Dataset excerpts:
>> BEGIN

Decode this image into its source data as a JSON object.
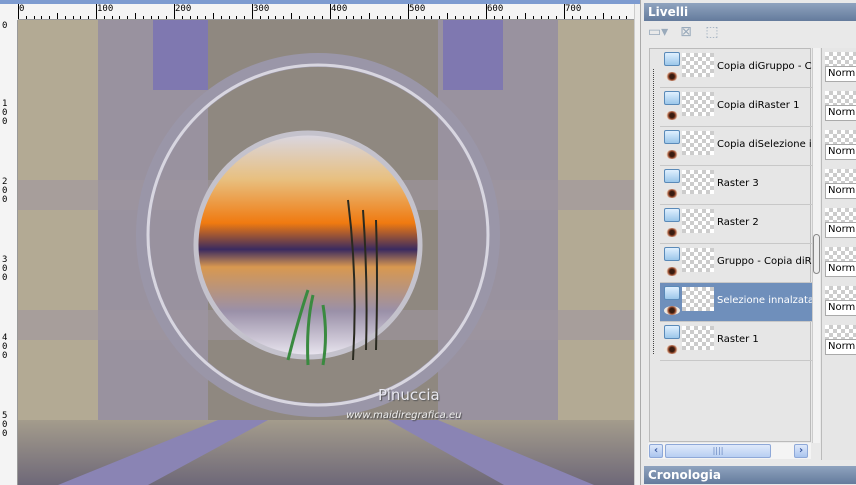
{
  "ruler": {
    "h_labels": [
      "0",
      "100",
      "200",
      "300",
      "400",
      "500",
      "600",
      "700"
    ],
    "v_labels": [
      "0",
      "100",
      "200",
      "300",
      "400",
      "500"
    ]
  },
  "canvas": {
    "watermark_name": "Pinuccia",
    "watermark_url": "www.maidiregrafica.eu"
  },
  "layers_panel": {
    "title": "Livelli",
    "toolbar": [
      {
        "icon": "new-layer-icon"
      },
      {
        "icon": "delete-layer-icon"
      },
      {
        "icon": "edit-selection-icon"
      }
    ],
    "layers": [
      {
        "name": "Copia diGruppo - Copia",
        "blend": "Normale",
        "selected": false
      },
      {
        "name": "Copia diRaster 1",
        "blend": "Normale",
        "selected": false
      },
      {
        "name": "Copia diSelezione innalzata",
        "blend": "Normale",
        "selected": false
      },
      {
        "name": "Raster 3",
        "blend": "Normale",
        "selected": false
      },
      {
        "name": "Raster 2",
        "blend": "Normale",
        "selected": false
      },
      {
        "name": "Gruppo - Copia diRaster",
        "blend": "Normale",
        "selected": false
      },
      {
        "name": "Selezione innalzata",
        "blend": "Normale",
        "selected": true
      },
      {
        "name": "Raster 1",
        "blend": "Normale",
        "selected": false
      }
    ],
    "blend_visible": "Norm"
  },
  "history_panel": {
    "title": "Cronologia"
  },
  "colors": {
    "selected_row": "#6f8fbb",
    "panel_title": "#647b9c"
  }
}
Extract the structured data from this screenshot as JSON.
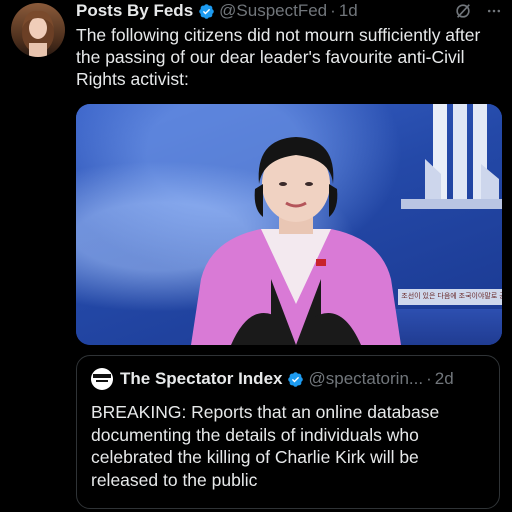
{
  "tweet": {
    "author_name": "Posts By Feds",
    "handle": "@SuspectFed",
    "separator": "·",
    "time": "1d",
    "text": "The following citizens did not mourn sufficiently after the passing of our dear leader's favourite anti-Civil Rights activist:",
    "more_icon": "more-icon",
    "grok_icon": "grok-icon"
  },
  "media": {
    "banner_text": "조선이 있은 다음에 조국이야말로 공화국인민이 만세"
  },
  "quote": {
    "author_name": "The Spectator Index",
    "handle": "@spectatorin...",
    "separator": "·",
    "time": "2d",
    "text": "BREAKING: Reports that an online database documenting the details of individuals who celebrated the killing of Charlie Kirk will be released to the public",
    "avatar_label": "SPECTATOR INDEX"
  },
  "colors": {
    "background": "#000000",
    "text": "#e7e9ea",
    "secondary": "#71767b",
    "verified": "#1d9bf0",
    "border": "#2f3336"
  }
}
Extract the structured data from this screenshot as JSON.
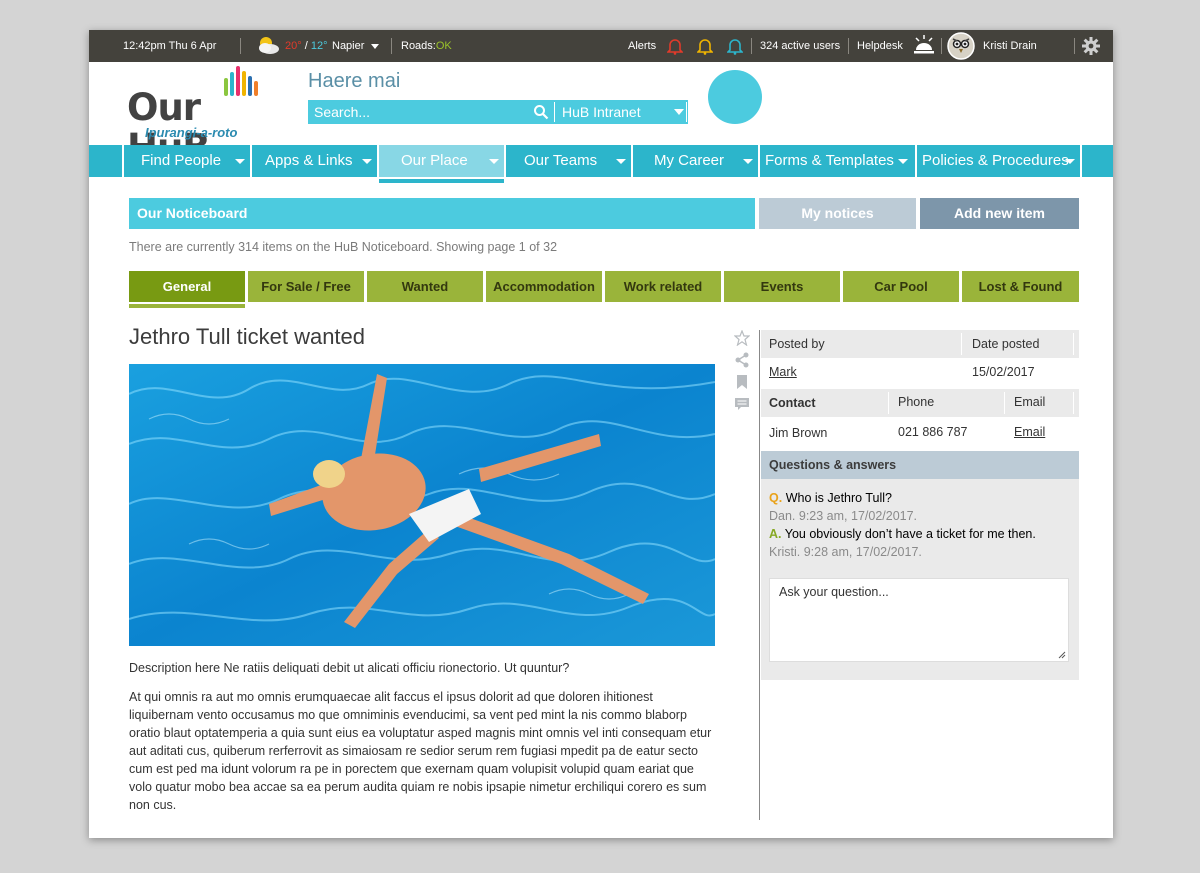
{
  "topbar": {
    "datetime": "12:42pm Thu 6 Apr",
    "temp_high": "20°",
    "temp_sep": "/",
    "temp_low": "12°",
    "location": "Napier",
    "roads_label": "Roads:",
    "roads_status": "OK",
    "alerts_label": "Alerts",
    "active_users": "324 active users",
    "helpdesk": "Helpdesk",
    "user_name": "Kristi Drain",
    "colors": {
      "bar_bg": "#44423c",
      "alert_red": "#e23a2a",
      "alert_yellow": "#f0b400",
      "alert_blue": "#2cb5cb",
      "ok_green": "#9ac22a"
    }
  },
  "header": {
    "logo_text": "Our HuB",
    "logo_sub": "Ipurangi-a-roto",
    "greeting": "Haere mai",
    "search_placeholder": "Search...",
    "search_scope": "HuB Intranet"
  },
  "nav": {
    "items": [
      {
        "label": "Find People"
      },
      {
        "label": "Apps & Links"
      },
      {
        "label": "Our Place",
        "active": true
      },
      {
        "label": "Our Teams"
      },
      {
        "label": "My Career"
      },
      {
        "label": "Forms & Templates"
      },
      {
        "label": "Policies & Procedures"
      }
    ],
    "color": "#2cb5cb",
    "active_color": "#88d7e5"
  },
  "noticeboard": {
    "title": "Our Noticeboard",
    "my_notices": "My notices",
    "add_new": "Add new item",
    "count_text": "There are currently 314 items on the HuB Noticeboard. Showing page 1 of 32",
    "categories": [
      "General",
      "For Sale / Free",
      "Wanted",
      "Accommodation",
      "Work related",
      "Events",
      "Car Pool",
      "Lost & Found"
    ],
    "active_category": "General"
  },
  "article": {
    "title": "Jethro Tull ticket wanted",
    "description": "Description here Ne ratiis deliquati debit ut alicati officiu rionectorio. Ut quuntur?",
    "body": "At qui omnis ra aut mo omnis erumquaecae alit faccus el ipsus dolorit ad que doloren ihitionest liquibernam vento occusamus mo que omniminis evenducimi, sa vent ped mint la nis commo blaborp oratio blaut optatemperia a quia sunt eius ea voluptatur asped magnis mint omnis vel inti consequam etur aut aditati cus, quiberum rerferrovit as simaiosam re sedior serum rem fugiasi mpedit pa de eatur secto cum est ped ma idunt volorum ra pe in porectem que exernam quam volupisit volupid quam eariat que volo quatur mobo bea accae sa ea perum audita quiam re nobis ipsapie nimetur erchiliqui corero es sum non cus."
  },
  "details": {
    "posted_by_label": "Posted by",
    "date_posted_label": "Date posted",
    "posted_by": "Mark",
    "date_posted": "15/02/2017",
    "contact_label": "Contact",
    "phone_label": "Phone",
    "email_label": "Email",
    "contact_name": "Jim Brown",
    "phone": "021 886 787",
    "email": "Email"
  },
  "qa": {
    "title": "Questions & answers",
    "q_prefix": "Q.",
    "question": "Who is Jethro Tull?",
    "question_meta": "Dan. 9:23 am, 17/02/2017.",
    "a_prefix": "A.",
    "answer": "You obviously don’t have a ticket for me then.",
    "answer_meta": "Kristi. 9:28 am, 17/02/2017.",
    "ask_placeholder": "Ask your question..."
  }
}
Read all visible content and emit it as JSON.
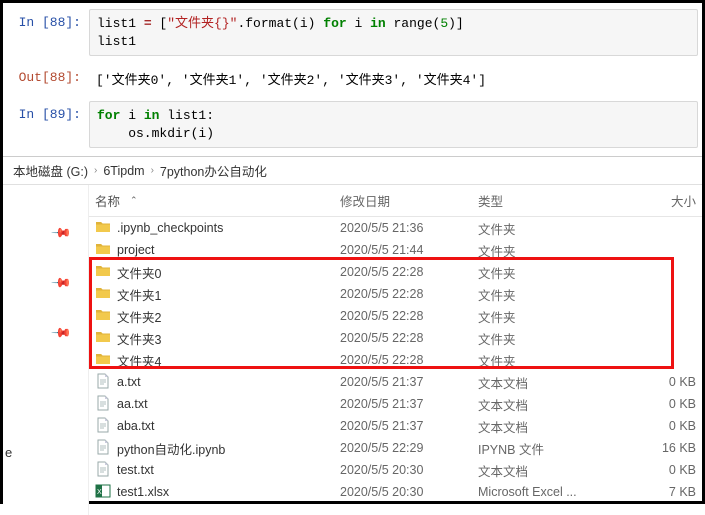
{
  "cells": {
    "in88_prompt": "In  [88]:",
    "in88_code_html": "list1 <span class='tok-op'>=</span> [<span class='tok-str'>\"文件夹{}\"</span>.format(i) <span class='tok-kw'>for</span> i <span class='tok-kw'>in</span> range(<span class='tok-num'>5</span>)]\nlist1",
    "out88_prompt": "Out[88]:",
    "out88_text": "['文件夹0', '文件夹1', '文件夹2', '文件夹3', '文件夹4']",
    "in89_prompt": "In  [89]:",
    "in89_code_html": "<span class='tok-kw'>for</span> i <span class='tok-kw'>in</span> list1:\n    os.mkdir(i)"
  },
  "breadcrumb": {
    "items": [
      "本地磁盘 (G:)",
      "6Tipdm",
      "7python办公自动化"
    ]
  },
  "columns": {
    "name": "名称",
    "date": "修改日期",
    "type": "类型",
    "size": "大小"
  },
  "files": [
    {
      "icon": "folder",
      "name": ".ipynb_checkpoints",
      "date": "2020/5/5 21:36",
      "type": "文件夹",
      "size": ""
    },
    {
      "icon": "folder",
      "name": "project",
      "date": "2020/5/5 21:44",
      "type": "文件夹",
      "size": ""
    },
    {
      "icon": "folder",
      "name": "文件夹0",
      "date": "2020/5/5 22:28",
      "type": "文件夹",
      "size": ""
    },
    {
      "icon": "folder",
      "name": "文件夹1",
      "date": "2020/5/5 22:28",
      "type": "文件夹",
      "size": ""
    },
    {
      "icon": "folder",
      "name": "文件夹2",
      "date": "2020/5/5 22:28",
      "type": "文件夹",
      "size": ""
    },
    {
      "icon": "folder",
      "name": "文件夹3",
      "date": "2020/5/5 22:28",
      "type": "文件夹",
      "size": ""
    },
    {
      "icon": "folder",
      "name": "文件夹4",
      "date": "2020/5/5 22:28",
      "type": "文件夹",
      "size": ""
    },
    {
      "icon": "txt",
      "name": "a.txt",
      "date": "2020/5/5 21:37",
      "type": "文本文档",
      "size": "0 KB"
    },
    {
      "icon": "txt",
      "name": "aa.txt",
      "date": "2020/5/5 21:37",
      "type": "文本文档",
      "size": "0 KB"
    },
    {
      "icon": "txt",
      "name": "aba.txt",
      "date": "2020/5/5 21:37",
      "type": "文本文档",
      "size": "0 KB"
    },
    {
      "icon": "ipynb",
      "name": "python自动化.ipynb",
      "date": "2020/5/5 22:29",
      "type": "IPYNB 文件",
      "size": "16 KB"
    },
    {
      "icon": "txt",
      "name": "test.txt",
      "date": "2020/5/5 20:30",
      "type": "文本文档",
      "size": "0 KB"
    },
    {
      "icon": "xlsx",
      "name": "test1.xlsx",
      "date": "2020/5/5 20:30",
      "type": "Microsoft Excel ...",
      "size": "7 KB"
    }
  ],
  "highlight": {
    "start_index": 2,
    "end_index": 6
  }
}
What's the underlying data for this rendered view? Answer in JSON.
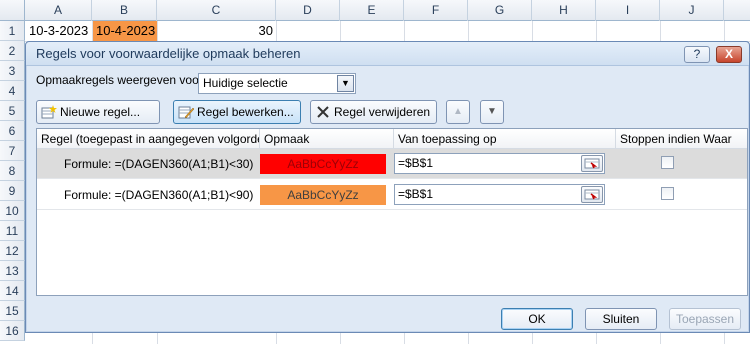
{
  "spreadsheet": {
    "columns": [
      "A",
      "B",
      "C",
      "D",
      "E",
      "F",
      "G",
      "H",
      "I",
      "J"
    ],
    "rows": [
      "1",
      "2",
      "3",
      "4",
      "5",
      "6",
      "7",
      "8",
      "9",
      "10",
      "11",
      "12",
      "13",
      "14",
      "15",
      "16"
    ],
    "cells": {
      "a1": "10-3-2023",
      "b1": "10-4-2023",
      "c1": "30"
    },
    "b1_fill": "#f79646"
  },
  "dialog": {
    "title": "Regels voor voorwaardelijke opmaak beheren",
    "help_label": "?",
    "close_label": "X",
    "show_rules_label": "Opmaakregels weergeven voor:",
    "show_rules_value": "Huidige selectie",
    "toolbar": {
      "new_rule": "Nieuwe regel...",
      "edit_rule": "Regel bewerken...",
      "delete_rule": "Regel verwijderen",
      "move_up": "▲",
      "move_down": "▼"
    },
    "columns": {
      "rule": "Regel (toegepast in aangegeven volgorde)",
      "format": "Opmaak",
      "applies_to": "Van toepassing op",
      "stop_if_true": "Stoppen indien Waar"
    },
    "rules": [
      {
        "formula": "Formule: =(DAGEN360(A1;B1)<30)",
        "preview": "AaBbCcYyZz",
        "preview_bg": "#ff0000",
        "applies_to": "=$B$1",
        "stop": false,
        "selected": true
      },
      {
        "formula": "Formule: =(DAGEN360(A1;B1)<90)",
        "preview": "AaBbCcYyZz",
        "preview_bg": "#f79646",
        "applies_to": "=$B$1",
        "stop": false,
        "selected": false
      }
    ],
    "footer": {
      "ok": "OK",
      "close": "Sluiten",
      "apply": "Toepassen"
    }
  }
}
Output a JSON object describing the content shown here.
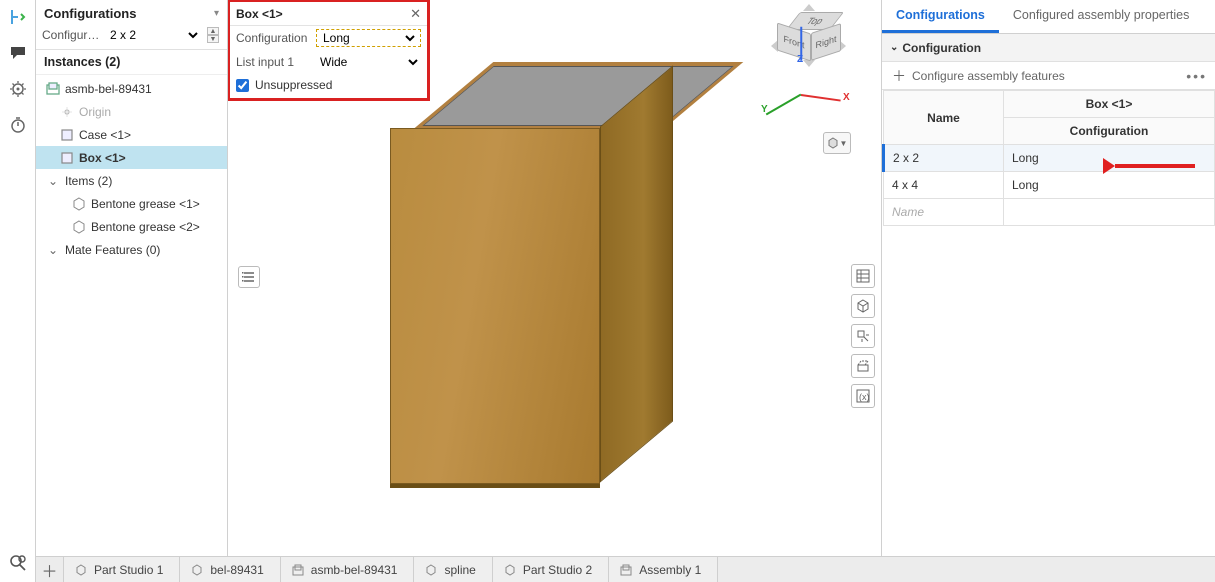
{
  "left_toolbar": {
    "icons": [
      "insert-feature",
      "comment",
      "history-gear",
      "stopwatch",
      "search-review"
    ]
  },
  "left_panel": {
    "title": "Configurations",
    "config_label": "Configurati…",
    "config_value": "2 x 2",
    "instances_header": "Instances (2)",
    "tree": {
      "asm": "asmb-bel-89431",
      "origin": "Origin",
      "case": "Case <1>",
      "box": "Box <1>",
      "items_label": "Items (2)",
      "item1": "Bentone grease <1>",
      "item2": "Bentone grease <2>",
      "mates_label": "Mate Features (0)"
    }
  },
  "popup": {
    "title": "Box <1>",
    "config_label": "Configuration",
    "config_value": "Long",
    "list_label": "List input 1",
    "list_value": "Wide",
    "unsup_label": "Unsuppressed"
  },
  "viewcube": {
    "top": "Top",
    "front": "Front",
    "right": "Right",
    "z": "Z",
    "x": "X",
    "y": "Y"
  },
  "right_panel": {
    "tab1": "Configurations",
    "tab2": "Configured assembly properties",
    "section": "Configuration",
    "addrow": "Configure assembly features",
    "col_group": "Box <1>",
    "col_name": "Name",
    "col_conf": "Configuration",
    "rows": [
      {
        "name": "2 x 2",
        "conf": "Long",
        "hl": true
      },
      {
        "name": "4 x 4",
        "conf": "Long",
        "hl": false
      }
    ],
    "name_placeholder": "Name"
  },
  "bottom_tabs": [
    {
      "label": "Part Studio 1",
      "icon": "part"
    },
    {
      "label": "bel-89431",
      "icon": "part"
    },
    {
      "label": "asmb-bel-89431",
      "icon": "asm"
    },
    {
      "label": "spline",
      "icon": "part"
    },
    {
      "label": "Part Studio 2",
      "icon": "part"
    },
    {
      "label": "Assembly 1",
      "icon": "asm"
    }
  ]
}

>> END

## Requirement
Work through the records above line by line and count those that hold the string "object". Give only the result.

## Expected answer
2